Changing my mind on Apple Arcade’s range of games

I’ve broadly been a fan of Apple Arcade since the start. Some gamers got sniffy about it, arguing it didn’t include ‘proper’ games or a pile of AAA hits. That missed the point: Apple Arcade was meant to be something different, not another me-too service. Thing is, I missed the point myself a bit as well.

My Stuff article on the best Apple Arcade games lists titles that personally clicked with me, but in introducing Apple Arcade to my daughter, the manner in which I’m approaching and thinking about the service has shifted.

My daughter has used mobile Apple devices since before she could talk. She could navigate an iPod touch at 18 months. Safe to say, she’s familiar with this stuff. These days, she has her own iPad, which she uses almost daily—for a limited amount of time. It’s stuffed full of games and educational apps. She loves it.

One thing, though, is she’s never been keen on games with risk. There are exceptions: she’ll happily play two-player retro games with me. Broadly, though, she dislikes arcade fare on the iPad (with the notable exception of Super Phantom Cat 2, for reasons I’ve never quite been able to figure out).

## Material supplied
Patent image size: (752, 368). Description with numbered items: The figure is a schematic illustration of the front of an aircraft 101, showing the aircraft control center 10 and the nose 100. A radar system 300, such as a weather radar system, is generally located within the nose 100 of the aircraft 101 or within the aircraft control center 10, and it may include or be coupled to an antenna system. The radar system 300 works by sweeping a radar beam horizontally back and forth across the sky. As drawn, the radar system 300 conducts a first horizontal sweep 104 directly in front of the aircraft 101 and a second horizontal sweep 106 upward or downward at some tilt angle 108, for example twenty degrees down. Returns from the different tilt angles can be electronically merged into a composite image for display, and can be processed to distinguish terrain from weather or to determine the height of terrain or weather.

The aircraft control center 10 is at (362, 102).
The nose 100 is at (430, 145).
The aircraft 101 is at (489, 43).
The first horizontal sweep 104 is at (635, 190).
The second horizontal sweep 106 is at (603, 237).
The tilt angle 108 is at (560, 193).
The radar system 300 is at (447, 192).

## Problem set
(1) In the Apple Arcade post, at what age could the author's daughter navigate an iPod touch?
(2) Using the Apple Arcade post, explain why the author considers that gamers who criticized Apple Arcade for lacking "proper" games or AAA hits missed the point.
(3) Output the Apple Arcade post from "My Stuff article" up to and including "She loves it.".
The material above is separate from the Apple Arcade post.

## Written answers
(1) 18 months.

(2) Apple Arcade was meant to be something different, not another me-too service, so judging it by the number of AAA hits misread its purpose.

(3)
My Stuff article on the best Apple Arcade games lists titles that personally clicked with me, but in introducing Apple Arcade to my daughter, the manner in which I’m approaching and thinking about the service has shifted.

My daughter has used mobile Apple devices since before she could talk. She could navigate an iPod touch at 18 months. Safe to say, she’s familiar with this stuff. These days, she has her own iPad, which she uses almost daily—for a limited amount of time. It’s stuffed full of games and educational apps. She loves it.